- **Do this**: Output the records. Match them exactly.

::::::

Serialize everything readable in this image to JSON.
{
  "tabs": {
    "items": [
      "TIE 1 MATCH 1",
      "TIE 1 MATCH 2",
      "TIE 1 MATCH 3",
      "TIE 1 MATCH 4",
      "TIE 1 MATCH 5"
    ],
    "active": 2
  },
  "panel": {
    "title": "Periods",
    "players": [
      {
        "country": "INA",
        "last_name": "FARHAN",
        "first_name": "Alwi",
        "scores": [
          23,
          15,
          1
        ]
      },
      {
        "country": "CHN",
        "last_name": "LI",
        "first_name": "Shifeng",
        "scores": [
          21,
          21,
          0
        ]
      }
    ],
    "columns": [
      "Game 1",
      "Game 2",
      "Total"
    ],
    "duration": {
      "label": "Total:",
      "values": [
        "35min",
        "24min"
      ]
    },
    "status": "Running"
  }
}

::::::

- **Solution below**:
Serialize everything readable in this image to JSON.
{
  "tabs": {
    "items": [
      "TIE 1 MATCH 1",
      "TIE 1 MATCH 2",
      "TIE 1 MATCH 3",
      "TIE 1 MATCH 4",
      "TIE 1 MATCH 5"
    ],
    "active": 2
  },
  "panel": {
    "title": "Periods",
    "players": [
      {
        "country": "INA",
        "last_name": "FARHAN",
        "first_name": "Alwi",
        "scores": [
          23,
          15,
          1
        ]
      },
      {
        "country": "CHN",
        "last_name": "LI",
        "first_name": "Shifeng",
        "scores": [
          21,
          21,
          0
        ]
      }
    ],
    "columns": [
      "Game 1",
      "Game 2",
      "Total"
    ],
    "duration": {
      "label": "Total:",
      "values": [
        "35min",
        "24min"
      ]
    },
    "status": "Running"
  }
}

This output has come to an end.